Find the string "Installed" in the entries and copy each line that has it.

..............................

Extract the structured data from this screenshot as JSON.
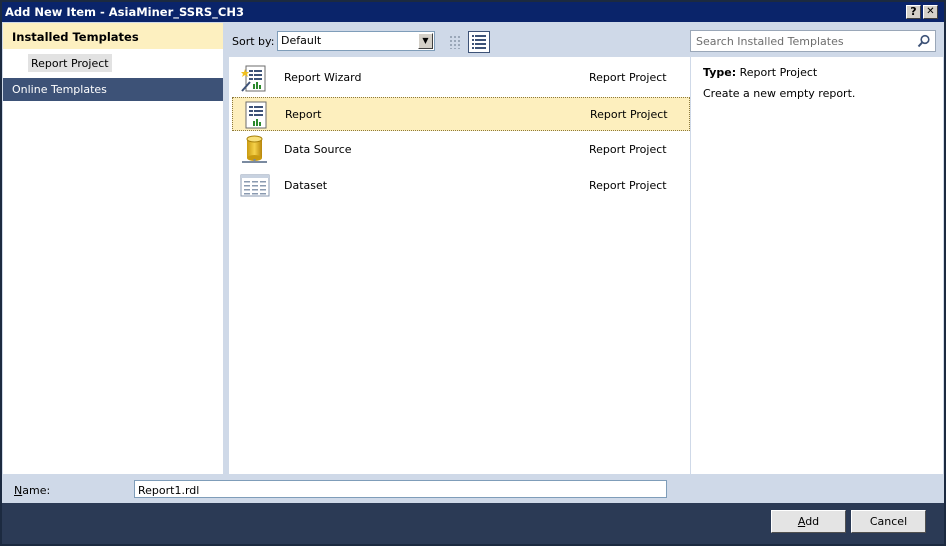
{
  "window": {
    "title": "Add New Item - AsiaMiner_SSRS_CH3",
    "help_label": "?",
    "close_label": "✕"
  },
  "left": {
    "installed_label": "Installed Templates",
    "sub_item_label": "Report Project",
    "online_label": "Online Templates"
  },
  "toolbar": {
    "sort_label": "Sort by:",
    "sort_value": "Default",
    "search_placeholder": "Search Installed Templates"
  },
  "items": [
    {
      "name": "Report Wizard",
      "category": "Report Project",
      "icon": "report-wizard-icon",
      "selected": false
    },
    {
      "name": "Report",
      "category": "Report Project",
      "icon": "report-icon",
      "selected": true
    },
    {
      "name": "Data Source",
      "category": "Report Project",
      "icon": "data-source-icon",
      "selected": false
    },
    {
      "name": "Dataset",
      "category": "Report Project",
      "icon": "dataset-icon",
      "selected": false
    }
  ],
  "details": {
    "type_label": "Type:",
    "type_value": "Report Project",
    "description": "Create a new empty report."
  },
  "name_field": {
    "label": "Name:",
    "value": "Report1.rdl"
  },
  "buttons": {
    "add_label": "Add",
    "cancel_label": "Cancel"
  },
  "colors": {
    "title_bg": "#0a246a",
    "header_highlight": "#fdf0c0",
    "selected_nav": "#3d5277",
    "selected_item": "#fdefbe",
    "footer_bg": "#2b3a55"
  }
}
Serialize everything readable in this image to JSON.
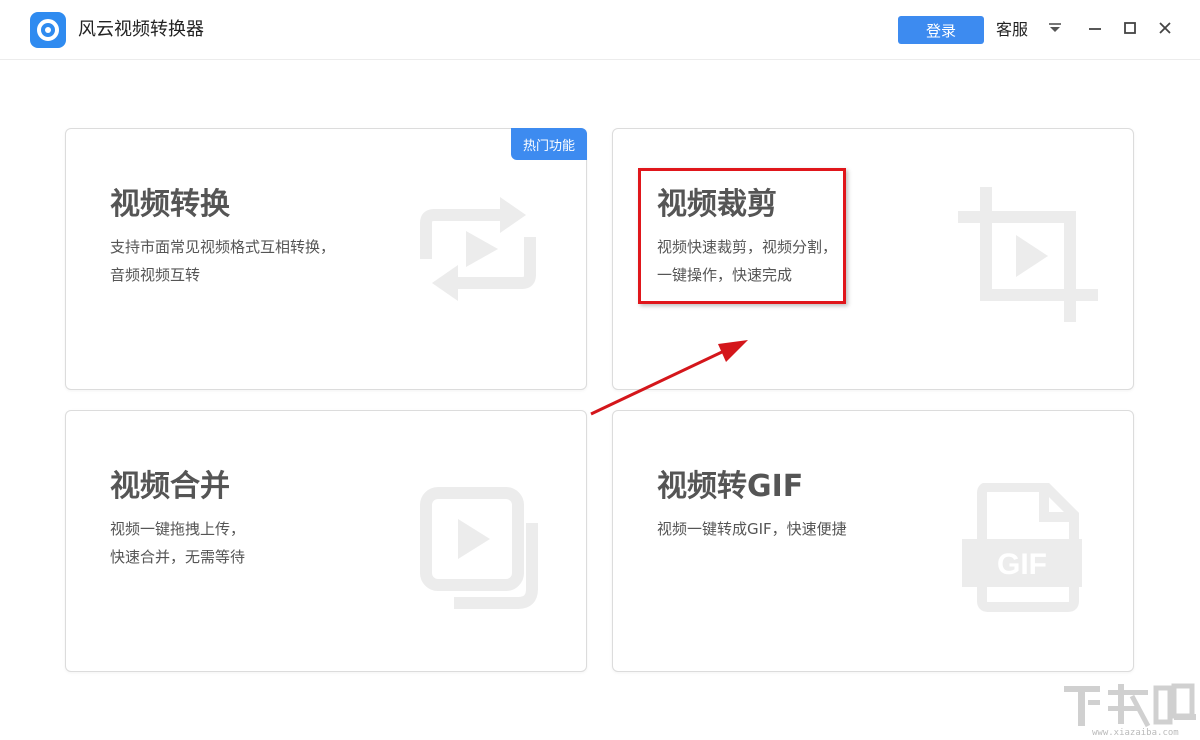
{
  "app": {
    "title": "风云视频转换器",
    "logo_icon": "app-logo-icon",
    "brand_color": "#3d8bf0"
  },
  "header": {
    "login_label": "登录",
    "service_label": "客服",
    "menu_icon": "dropdown-menu-icon",
    "minimize_icon": "minimize-icon",
    "maximize_icon": "maximize-icon",
    "close_icon": "close-icon"
  },
  "cards": [
    {
      "title": "视频转换",
      "desc_line1": "支持市面常见视频格式互相转换，",
      "desc_line2": "音频视频互转",
      "badge": "热门功能",
      "icon": "convert-play-icon"
    },
    {
      "title": "视频裁剪",
      "desc_line1": "视频快速裁剪，视频分割，",
      "desc_line2": "一键操作，快速完成",
      "icon": "crop-play-icon"
    },
    {
      "title": "视频合并",
      "desc_line1": "视频一键拖拽上传，",
      "desc_line2": "快速合并，无需等待",
      "icon": "merge-play-icon"
    },
    {
      "title": "视频转GIF",
      "desc_line1": "视频一键转成GIF，快速便捷",
      "desc_line2": "",
      "icon_text": "GIF",
      "icon": "gif-file-icon"
    }
  ],
  "annotation": {
    "highlight_color": "#e0161b"
  },
  "watermark": {
    "url": "www.xiazaiba.com"
  }
}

..............................

Right answer
    "installed_label": "Installed Templates",
    "search_placeholder": "Search Installed Templates"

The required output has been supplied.